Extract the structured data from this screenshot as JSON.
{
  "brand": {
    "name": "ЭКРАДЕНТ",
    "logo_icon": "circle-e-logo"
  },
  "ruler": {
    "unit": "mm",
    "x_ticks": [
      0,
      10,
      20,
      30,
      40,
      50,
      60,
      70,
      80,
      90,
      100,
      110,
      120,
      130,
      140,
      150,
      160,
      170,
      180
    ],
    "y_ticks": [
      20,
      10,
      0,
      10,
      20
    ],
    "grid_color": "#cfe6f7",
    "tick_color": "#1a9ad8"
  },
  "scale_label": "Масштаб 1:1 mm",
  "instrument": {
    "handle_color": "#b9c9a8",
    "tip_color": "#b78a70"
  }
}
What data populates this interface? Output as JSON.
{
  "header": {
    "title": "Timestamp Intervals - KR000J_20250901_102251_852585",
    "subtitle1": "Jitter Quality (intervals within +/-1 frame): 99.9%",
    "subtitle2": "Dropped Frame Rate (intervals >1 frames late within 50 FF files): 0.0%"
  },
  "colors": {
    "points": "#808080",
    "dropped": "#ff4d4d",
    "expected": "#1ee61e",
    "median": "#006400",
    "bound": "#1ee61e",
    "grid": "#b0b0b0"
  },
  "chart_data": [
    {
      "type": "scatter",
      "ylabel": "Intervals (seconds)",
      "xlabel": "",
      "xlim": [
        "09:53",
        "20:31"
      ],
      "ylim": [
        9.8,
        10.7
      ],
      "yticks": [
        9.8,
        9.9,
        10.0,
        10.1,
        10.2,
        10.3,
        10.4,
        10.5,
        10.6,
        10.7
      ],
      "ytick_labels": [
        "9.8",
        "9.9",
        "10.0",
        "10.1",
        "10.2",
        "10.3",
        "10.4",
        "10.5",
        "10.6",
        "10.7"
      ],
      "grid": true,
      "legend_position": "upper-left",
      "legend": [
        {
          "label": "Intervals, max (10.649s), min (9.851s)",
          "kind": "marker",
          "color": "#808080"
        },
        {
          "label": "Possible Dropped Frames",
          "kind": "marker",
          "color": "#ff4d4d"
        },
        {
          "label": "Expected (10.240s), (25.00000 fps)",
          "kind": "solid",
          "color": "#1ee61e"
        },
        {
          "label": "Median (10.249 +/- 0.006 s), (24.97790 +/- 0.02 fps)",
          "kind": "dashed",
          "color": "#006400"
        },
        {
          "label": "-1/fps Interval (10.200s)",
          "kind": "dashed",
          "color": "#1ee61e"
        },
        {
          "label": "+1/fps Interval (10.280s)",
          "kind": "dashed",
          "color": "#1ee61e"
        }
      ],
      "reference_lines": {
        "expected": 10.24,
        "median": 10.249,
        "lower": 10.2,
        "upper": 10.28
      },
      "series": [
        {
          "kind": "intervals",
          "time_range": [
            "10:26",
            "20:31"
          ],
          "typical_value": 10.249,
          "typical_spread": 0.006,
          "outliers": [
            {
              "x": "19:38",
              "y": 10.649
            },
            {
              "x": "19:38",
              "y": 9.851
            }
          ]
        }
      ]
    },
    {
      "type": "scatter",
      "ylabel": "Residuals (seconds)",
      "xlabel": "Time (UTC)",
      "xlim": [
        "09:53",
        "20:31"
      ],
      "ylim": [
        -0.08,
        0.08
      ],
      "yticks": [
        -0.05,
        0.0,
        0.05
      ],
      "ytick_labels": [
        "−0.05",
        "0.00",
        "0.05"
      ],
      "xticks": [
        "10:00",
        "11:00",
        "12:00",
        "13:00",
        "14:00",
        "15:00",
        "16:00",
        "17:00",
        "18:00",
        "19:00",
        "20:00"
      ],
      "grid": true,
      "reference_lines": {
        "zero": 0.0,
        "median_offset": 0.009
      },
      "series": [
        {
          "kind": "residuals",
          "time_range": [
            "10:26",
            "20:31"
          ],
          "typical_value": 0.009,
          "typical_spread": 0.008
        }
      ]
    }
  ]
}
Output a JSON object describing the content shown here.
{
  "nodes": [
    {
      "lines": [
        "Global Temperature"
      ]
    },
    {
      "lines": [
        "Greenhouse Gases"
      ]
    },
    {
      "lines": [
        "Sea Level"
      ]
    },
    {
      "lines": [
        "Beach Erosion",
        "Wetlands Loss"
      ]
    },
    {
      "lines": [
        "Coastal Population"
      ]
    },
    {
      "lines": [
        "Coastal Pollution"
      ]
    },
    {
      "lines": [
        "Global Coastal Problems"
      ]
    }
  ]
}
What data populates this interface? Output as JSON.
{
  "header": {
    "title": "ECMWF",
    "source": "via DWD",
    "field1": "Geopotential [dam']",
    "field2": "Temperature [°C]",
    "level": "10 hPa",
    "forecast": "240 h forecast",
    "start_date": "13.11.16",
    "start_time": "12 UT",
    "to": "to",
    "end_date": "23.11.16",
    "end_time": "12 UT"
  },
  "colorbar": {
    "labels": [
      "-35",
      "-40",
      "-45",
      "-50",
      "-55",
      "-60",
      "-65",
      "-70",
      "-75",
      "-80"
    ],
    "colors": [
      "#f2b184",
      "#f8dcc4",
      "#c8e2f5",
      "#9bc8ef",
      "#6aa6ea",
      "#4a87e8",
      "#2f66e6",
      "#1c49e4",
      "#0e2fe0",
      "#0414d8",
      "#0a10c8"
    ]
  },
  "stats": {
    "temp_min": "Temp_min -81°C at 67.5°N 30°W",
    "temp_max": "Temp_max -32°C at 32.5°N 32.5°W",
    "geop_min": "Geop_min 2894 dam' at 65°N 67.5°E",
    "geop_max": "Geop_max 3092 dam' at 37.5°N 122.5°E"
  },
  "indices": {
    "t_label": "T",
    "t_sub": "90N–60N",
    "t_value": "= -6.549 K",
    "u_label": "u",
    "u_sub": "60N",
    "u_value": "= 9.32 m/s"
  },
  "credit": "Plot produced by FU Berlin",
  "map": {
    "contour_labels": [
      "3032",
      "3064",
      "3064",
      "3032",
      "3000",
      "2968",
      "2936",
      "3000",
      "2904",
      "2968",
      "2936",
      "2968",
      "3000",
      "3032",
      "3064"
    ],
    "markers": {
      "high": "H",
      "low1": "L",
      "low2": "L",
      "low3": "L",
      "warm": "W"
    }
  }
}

▶ Request:
Each record above should be returned exactly as it appears.

▶ Right answer:
Extract the structured data from this screenshot as JSON.
{
  "brand": {
    "name": "ЭКРАДЕНТ",
    "logo_icon": "circle-e-logo"
  },
  "ruler": {
    "unit": "mm",
    "x_ticks": [
      0,
      10,
      20,
      30,
      40,
      50,
      60,
      70,
      80,
      90,
      100,
      110,
      120,
      130,
      140,
      150,
      160,
      170,
      180
    ],
    "y_ticks": [
      20,
      10,
      0,
      10,
      20
    ],
    "grid_color": "#cfe6f7",
    "tick_color": "#1a9ad8"
  },
  "scale_label": "Масштаб 1:1 mm",
  "instrument": {
    "handle_color": "#b9c9a8",
    "tip_color": "#b78a70"
  }
}
What data populates this interface? Output as JSON.
{
  "header": {
    "title": "Timestamp Intervals - KR000J_20250901_102251_852585",
    "subtitle1": "Jitter Quality (intervals within +/-1 frame): 99.9%",
    "subtitle2": "Dropped Frame Rate (intervals >1 frames late within 50 FF files): 0.0%"
  },
  "colors": {
    "points": "#808080",
    "dropped": "#ff4d4d",
    "expected": "#1ee61e",
    "median": "#006400",
    "bound": "#1ee61e",
    "grid": "#b0b0b0"
  },
  "chart_data": [
    {
      "type": "scatter",
      "ylabel": "Intervals (seconds)",
      "xlabel": "",
      "xlim": [
        "09:53",
        "20:31"
      ],
      "ylim": [
        9.8,
        10.7
      ],
      "yticks": [
        9.8,
        9.9,
        10.0,
        10.1,
        10.2,
        10.3,
        10.4,
        10.5,
        10.6,
        10.7
      ],
      "ytick_labels": [
        "9.8",
        "9.9",
        "10.0",
        "10.1",
        "10.2",
        "10.3",
        "10.4",
        "10.5",
        "10.6",
        "10.7"
      ],
      "grid": true,
      "legend_position": "upper-left",
      "legend": [
        {
          "label": "Intervals, max (10.649s), min (9.851s)",
          "kind": "marker",
          "color": "#808080"
        },
        {
          "label": "Possible Dropped Frames",
          "kind": "marker",
          "color": "#ff4d4d"
        },
        {
          "label": "Expected (10.240s), (25.00000 fps)",
          "kind": "solid",
          "color": "#1ee61e"
        },
        {
          "label": "Median (10.249 +/- 0.006 s), (24.97790 +/- 0.02 fps)",
          "kind": "dashed",
          "color": "#006400"
        },
        {
          "label": "-1/fps Interval (10.200s)",
          "kind": "dashed",
          "color": "#1ee61e"
        },
        {
          "label": "+1/fps Interval (10.280s)",
          "kind": "dashed",
          "color": "#1ee61e"
        }
      ],
      "reference_lines": {
        "expected": 10.24,
        "median": 10.249,
        "lower": 10.2,
        "upper": 10.28
      },
      "series": [
        {
          "kind": "intervals",
          "time_range": [
            "10:26",
            "20:31"
          ],
          "typical_value": 10.249,
          "typical_spread": 0.006,
          "outliers": [
            {
              "x": "19:38",
              "y": 10.649
            },
            {
              "x": "19:38",
              "y": 9.851
            }
          ]
        }
      ]
    },
    {
      "type": "scatter",
      "ylabel": "Residuals (seconds)",
      "xlabel": "Time (UTC)",
      "xlim": [
        "09:53",
        "20:31"
      ],
      "ylim": [
        -0.08,
        0.08
      ],
      "yticks": [
        -0.05,
        0.0,
        0.05
      ],
      "ytick_labels": [
        "−0.05",
        "0.00",
        "0.05"
      ],
      "xticks": [
        "10:00",
        "11:00",
        "12:00",
        "13:00",
        "14:00",
        "15:00",
        "16:00",
        "17:00",
        "18:00",
        "19:00",
        "20:00"
      ],
      "grid": true,
      "reference_lines": {
        "zero": 0.0,
        "median_offset": 0.009
      },
      "series": [
        {
          "kind": "residuals",
          "time_range": [
            "10:26",
            "20:31"
          ],
          "typical_value": 0.009,
          "typical_spread": 0.008
        }
      ]
    }
  ]
}
Output a JSON object describing the content shown here.
{
  "nodes": [
    {
      "lines": [
        "Global Temperature"
      ]
    },
    {
      "lines": [
        "Greenhouse Gases"
      ]
    },
    {
      "lines": [
        "Sea Level"
      ]
    },
    {
      "lines": [
        "Beach Erosion",
        "Wetlands Loss"
      ]
    },
    {
      "lines": [
        "Coastal Population"
      ]
    },
    {
      "lines": [
        "Coastal Pollution"
      ]
    },
    {
      "lines": [
        "Global Coastal Problems"
      ]
    }
  ]
}
What data populates this interface? Output as JSON.
{
  "header": {
    "title": "ECMWF",
    "source": "via DWD",
    "field1": "Geopotential [dam']",
    "field2": "Temperature [°C]",
    "level": "10 hPa",
    "forecast": "240 h forecast",
    "start_date": "13.11.16",
    "start_time": "12 UT",
    "to": "to",
    "end_date": "23.11.16",
    "end_time": "12 UT"
  },
  "colorbar": {
    "labels": [
      "-35",
      "-40",
      "-45",
      "-50",
      "-55",
      "-60",
      "-65",
      "-70",
      "-75",
      "-80"
    ],
    "colors": [
      "#f2b184",
      "#f8dcc4",
      "#c8e2f5",
      "#9bc8ef",
      "#6aa6ea",
      "#4a87e8",
      "#2f66e6",
      "#1c49e4",
      "#0e2fe0",
      "#0414d8",
      "#0a10c8"
    ]
  },
  "stats": {
    "temp_min": "Temp_min -81°C at 67.5°N 30°W",
    "temp_max": "Temp_max -32°C at 32.5°N 32.5°W",
    "geop_min": "Geop_min 2894 dam' at 65°N 67.5°E",
    "geop_max": "Geop_max 3092 dam' at 37.5°N 122.5°E"
  },
  "indices": {
    "t_label": "T",
    "t_sub": "90N–60N",
    "t_value": "= -6.549 K",
    "u_label": "u",
    "u_sub": "60N",
    "u_value": "= 9.32 m/s"
  },
  "credit": "Plot produced by FU Berlin",
  "map": {
    "contour_labels": [
      "3032",
      "3064",
      "3064",
      "3032",
      "3000",
      "2968",
      "2936",
      "3000",
      "2904",
      "2968",
      "2936",
      "2968",
      "3000",
      "3032",
      "3064"
    ],
    "markers": {
      "high": "H",
      "low1": "L",
      "low2": "L",
      "low3": "L",
      "warm": "W"
    }
  }
}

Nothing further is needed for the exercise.